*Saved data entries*
####################
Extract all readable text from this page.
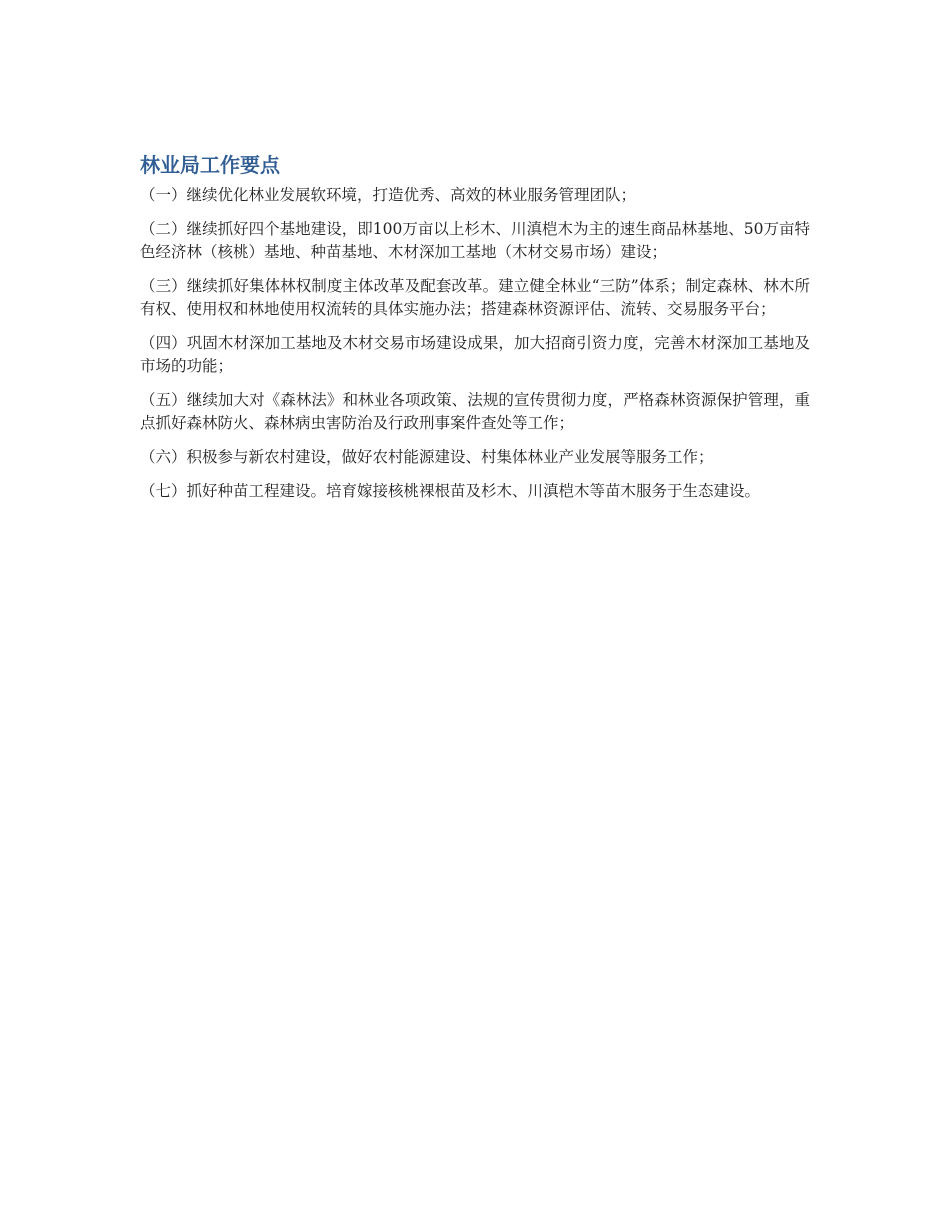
林业局工作要点

（一）继续优化林业发展软环境，打造优秀、高效的林业服务管理团队；

（二）继续抓好四个基地建设，即100万亩以上杉木、川滇桤木为主的速生商品林基地、50万亩特色经济林（核桃）基地、种苗基地、木材深加工基地（木材交易市场）建设；

（三）继续抓好集体林权制度主体改革及配套改革。建立健全林业“三防”体系；制定森林、林木所有权、使用权和林地使用权流转的具体实施办法；搭建森林资源评估、流转、交易服务平台；

（四）巩固木材深加工基地及木材交易市场建设成果，加大招商引资力度，完善木材深加工基地及市场的功能；

（五）继续加大对《森林法》和林业各项政策、法规的宣传贯彻力度，严格森林资源保护管理，重点抓好森林防火、森林病虫害防治及行政刑事案件查处等工作；

（六）积极参与新农村建设，做好农村能源建设、村集体林业产业发展等服务工作；

（七）抓好种苗工程建设。培育嫁接核桃裸根苗及杉木、川滇桤木等苗木服务于生态建设。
####################
*THE EXERCISE*
Quote the records above exactly, leaving out any pictures.

*RESPONSE TO THIS EXERCISE*
Extract all readable text from this page.
林业局工作要点

（一）继续优化林业发展软环境，打造优秀、高效的林业服务管理团队；

（二）继续抓好四个基地建设，即100万亩以上杉木、川滇桤木为主的速生商品林基地、50万亩特色经济林（核桃）基地、种苗基地、木材深加工基地（木材交易市场）建设；

（三）继续抓好集体林权制度主体改革及配套改革。建立健全林业“三防”体系；制定森林、林木所有权、使用权和林地使用权流转的具体实施办法；搭建森林资源评估、流转、交易服务平台；

（四）巩固木材深加工基地及木材交易市场建设成果，加大招商引资力度，完善木材深加工基地及市场的功能；

（五）继续加大对《森林法》和林业各项政策、法规的宣传贯彻力度，严格森林资源保护管理，重点抓好森林防火、森林病虫害防治及行政刑事案件查处等工作；

（六）积极参与新农村建设，做好农村能源建设、村集体林业产业发展等服务工作；

（七）抓好种苗工程建设。培育嫁接核桃裸根苗及杉木、川滇桤木等苗木服务于生态建设。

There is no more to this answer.